**TO BE DONE:** Reproduce every record below exactly as written, but leave out any pictures.

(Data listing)
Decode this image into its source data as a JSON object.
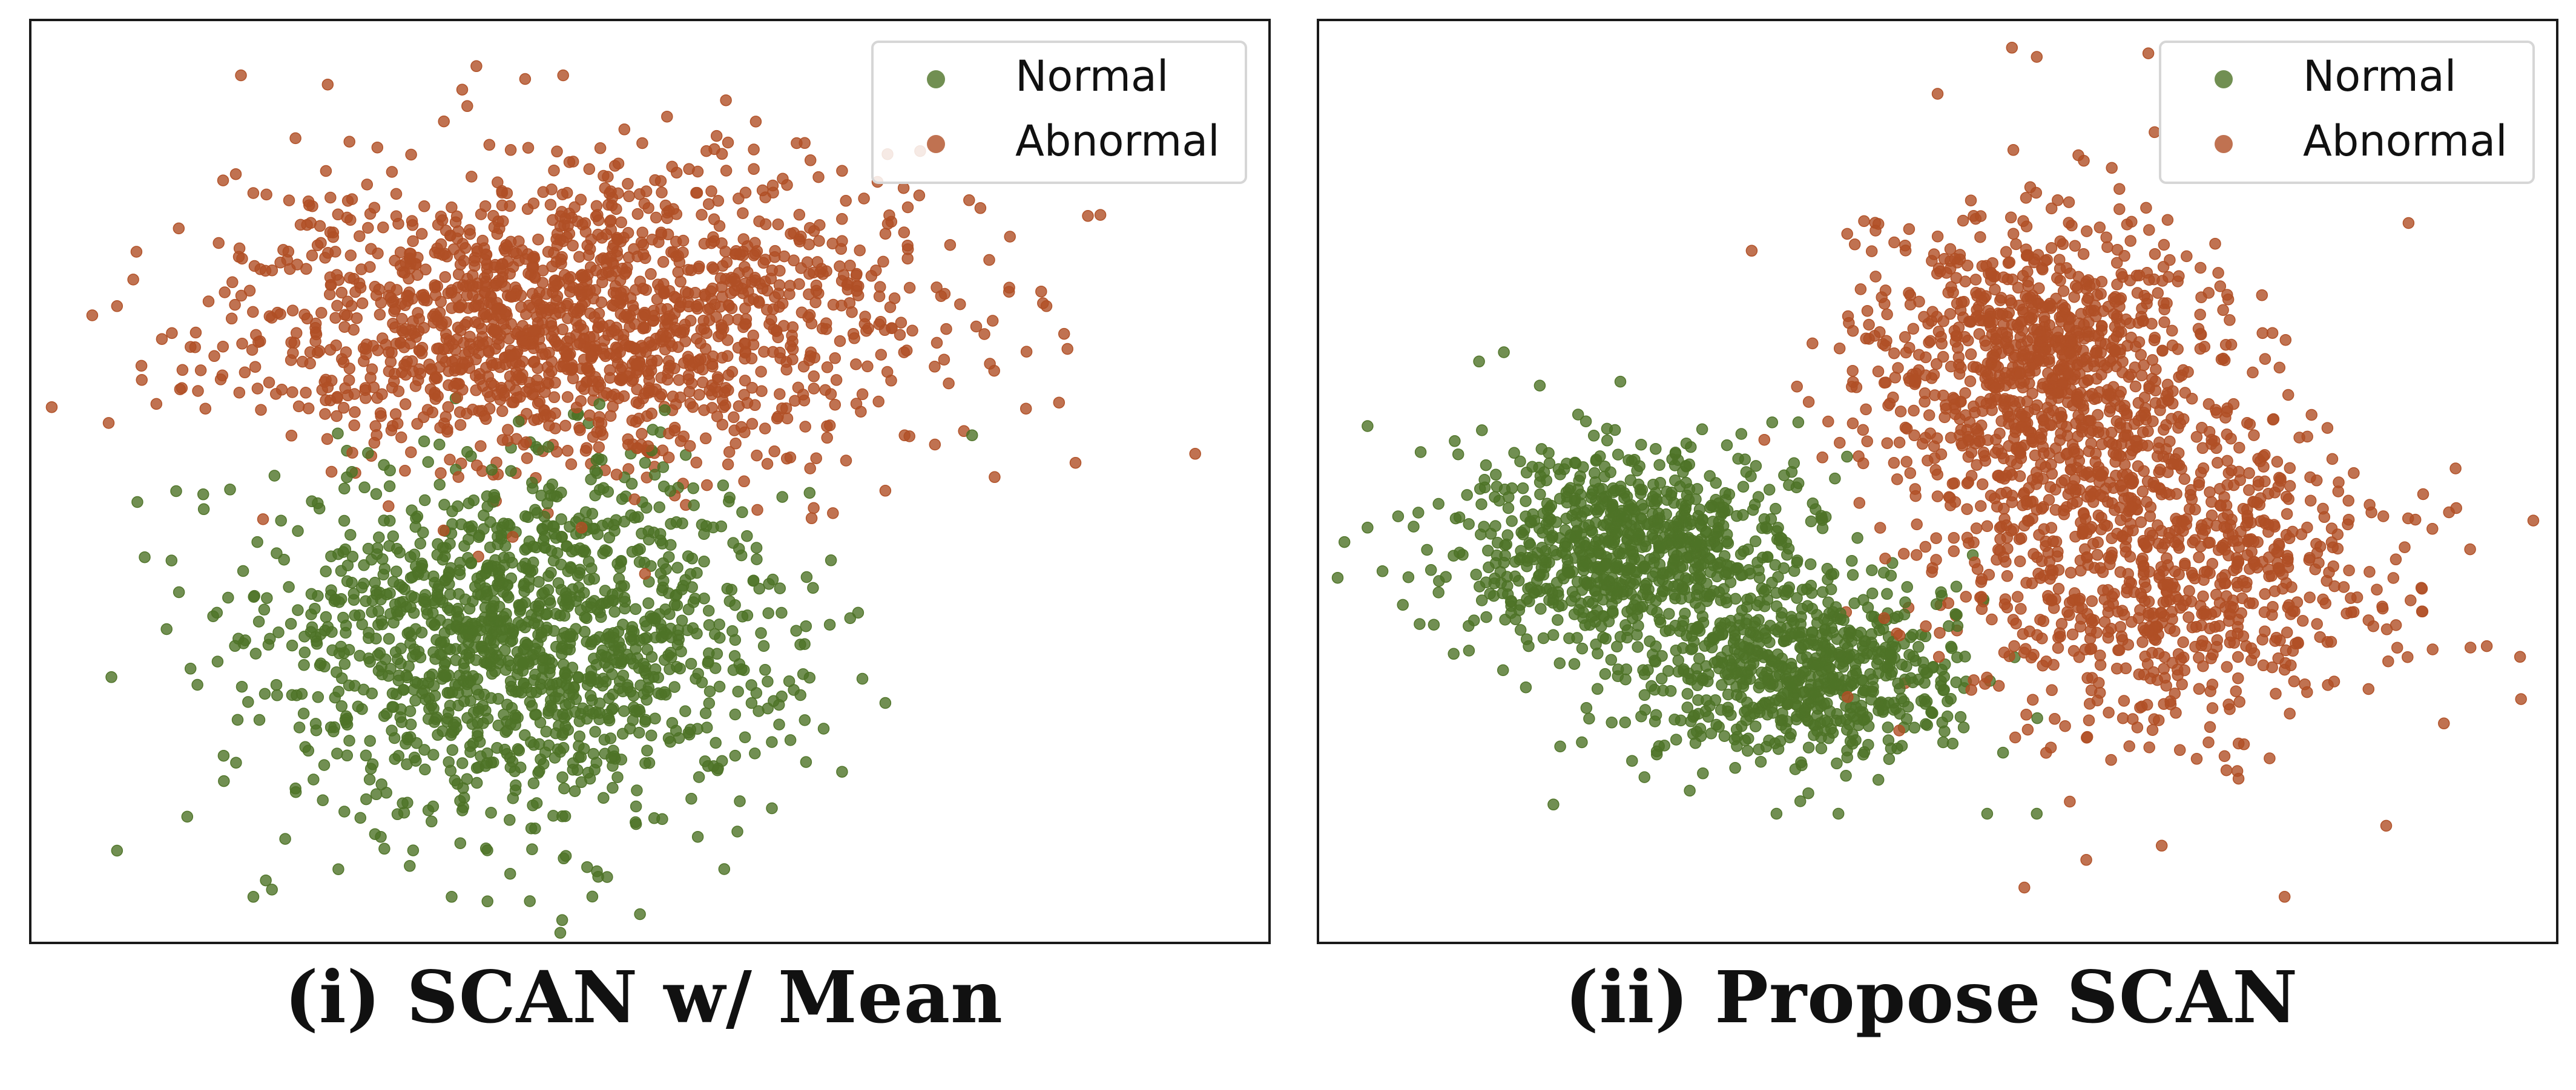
{
  "colors": {
    "normal": "#4e7327",
    "abnormal": "#b04f25",
    "frame": "#1a1a1a",
    "legend_border": "#d6d6d6"
  },
  "chart_data": [
    {
      "type": "scatter",
      "title": "(i) SCAN w/ Mean",
      "xlabel": "",
      "ylabel": "",
      "axis_ticks": "none",
      "grid": false,
      "legend": "top-right",
      "xlim": [
        0,
        100
      ],
      "ylim": [
        0,
        100
      ],
      "series": [
        {
          "name": "Normal",
          "color": "#4e7327",
          "clusters": [
            {
              "cx": 40,
              "cy": 33,
              "sx": 10.5,
              "sy": 9.5,
              "n": 1400
            }
          ],
          "outliers": [
            [
              7,
              10
            ],
            [
              18,
              5
            ],
            [
              34,
              5
            ],
            [
              56,
              8
            ],
            [
              69,
              26
            ],
            [
              12,
              38
            ],
            [
              14,
              47
            ],
            [
              76,
              55
            ],
            [
              11,
              34
            ]
          ]
        },
        {
          "name": "Abnormal",
          "color": "#b04f25",
          "clusters": [
            {
              "cx": 44,
              "cy": 67.5,
              "sx": 13.5,
              "sy": 8,
              "n": 1650
            }
          ],
          "outliers": [
            [
              5,
              68
            ],
            [
              7,
              69
            ],
            [
              17,
              94
            ],
            [
              24,
              93
            ],
            [
              36,
              95
            ],
            [
              43,
              94
            ],
            [
              79,
              71
            ],
            [
              82,
              69
            ],
            [
              94,
              53
            ],
            [
              69,
              49
            ],
            [
              73,
              54
            ],
            [
              9,
              61
            ]
          ]
        }
      ]
    },
    {
      "type": "scatter",
      "title": "(ii) Propose SCAN",
      "xlabel": "",
      "ylabel": "",
      "axis_ticks": "none",
      "grid": false,
      "legend": "top-right",
      "xlim": [
        0,
        100
      ],
      "ylim": [
        0,
        100
      ],
      "series": [
        {
          "name": "Normal",
          "color": "#4e7327",
          "clusters": [
            {
              "cx": 25,
              "cy": 43,
              "sx": 6.8,
              "sy": 5.5,
              "n": 830
            },
            {
              "cx": 39,
              "cy": 29,
              "sx": 6.5,
              "sy": 5,
              "n": 680
            }
          ],
          "outliers": [
            [
              4,
              56
            ],
            [
              15,
              64
            ],
            [
              4,
              45
            ],
            [
              19,
              15
            ],
            [
              37,
              14
            ],
            [
              42,
              14
            ],
            [
              54,
              14
            ],
            [
              58,
              14
            ],
            [
              13,
              63
            ]
          ]
        },
        {
          "name": "Abnormal",
          "color": "#b04f25",
          "clusters": [
            {
              "cx": 58,
              "cy": 63,
              "sx": 7,
              "sy": 8,
              "n": 1000
            },
            {
              "cx": 68,
              "cy": 40,
              "sx": 9,
              "sy": 9,
              "n": 850
            }
          ],
          "outliers": [
            [
              56,
              97
            ],
            [
              50,
              92
            ],
            [
              35,
              75
            ],
            [
              97,
              31
            ],
            [
              93,
              32
            ],
            [
              57,
              6
            ],
            [
              62,
              9
            ],
            [
              78,
              5
            ],
            [
              58,
              96
            ],
            [
              88,
              78
            ]
          ]
        }
      ]
    }
  ]
}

**COMPLETED EXERCISE:**
Decode this image into its source data as a JSON object.
{
  "colors": {
    "normal": "#4e7327",
    "abnormal": "#b04f25",
    "frame": "#1a1a1a",
    "legend_border": "#d6d6d6"
  },
  "chart_data": [
    {
      "type": "scatter",
      "title": "(i) SCAN w/ Mean",
      "xlabel": "",
      "ylabel": "",
      "axis_ticks": "none",
      "grid": false,
      "legend": "top-right",
      "xlim": [
        0,
        100
      ],
      "ylim": [
        0,
        100
      ],
      "series": [
        {
          "name": "Normal",
          "color": "#4e7327",
          "clusters": [
            {
              "cx": 40,
              "cy": 33,
              "sx": 10.5,
              "sy": 9.5,
              "n": 1400
            }
          ],
          "outliers": [
            [
              7,
              10
            ],
            [
              18,
              5
            ],
            [
              34,
              5
            ],
            [
              56,
              8
            ],
            [
              69,
              26
            ],
            [
              12,
              38
            ],
            [
              14,
              47
            ],
            [
              76,
              55
            ],
            [
              11,
              34
            ]
          ]
        },
        {
          "name": "Abnormal",
          "color": "#b04f25",
          "clusters": [
            {
              "cx": 44,
              "cy": 67.5,
              "sx": 13.5,
              "sy": 8,
              "n": 1650
            }
          ],
          "outliers": [
            [
              5,
              68
            ],
            [
              7,
              69
            ],
            [
              17,
              94
            ],
            [
              24,
              93
            ],
            [
              36,
              95
            ],
            [
              43,
              94
            ],
            [
              79,
              71
            ],
            [
              82,
              69
            ],
            [
              94,
              53
            ],
            [
              69,
              49
            ],
            [
              73,
              54
            ],
            [
              9,
              61
            ]
          ]
        }
      ]
    },
    {
      "type": "scatter",
      "title": "(ii) Propose SCAN",
      "xlabel": "",
      "ylabel": "",
      "axis_ticks": "none",
      "grid": false,
      "legend": "top-right",
      "xlim": [
        0,
        100
      ],
      "ylim": [
        0,
        100
      ],
      "series": [
        {
          "name": "Normal",
          "color": "#4e7327",
          "clusters": [
            {
              "cx": 25,
              "cy": 43,
              "sx": 6.8,
              "sy": 5.5,
              "n": 830
            },
            {
              "cx": 39,
              "cy": 29,
              "sx": 6.5,
              "sy": 5,
              "n": 680
            }
          ],
          "outliers": [
            [
              4,
              56
            ],
            [
              15,
              64
            ],
            [
              4,
              45
            ],
            [
              19,
              15
            ],
            [
              37,
              14
            ],
            [
              42,
              14
            ],
            [
              54,
              14
            ],
            [
              58,
              14
            ],
            [
              13,
              63
            ]
          ]
        },
        {
          "name": "Abnormal",
          "color": "#b04f25",
          "clusters": [
            {
              "cx": 58,
              "cy": 63,
              "sx": 7,
              "sy": 8,
              "n": 1000
            },
            {
              "cx": 68,
              "cy": 40,
              "sx": 9,
              "sy": 9,
              "n": 850
            }
          ],
          "outliers": [
            [
              56,
              97
            ],
            [
              50,
              92
            ],
            [
              35,
              75
            ],
            [
              97,
              31
            ],
            [
              93,
              32
            ],
            [
              57,
              6
            ],
            [
              62,
              9
            ],
            [
              78,
              5
            ],
            [
              58,
              96
            ],
            [
              88,
              78
            ]
          ]
        }
      ]
    }
  ]
}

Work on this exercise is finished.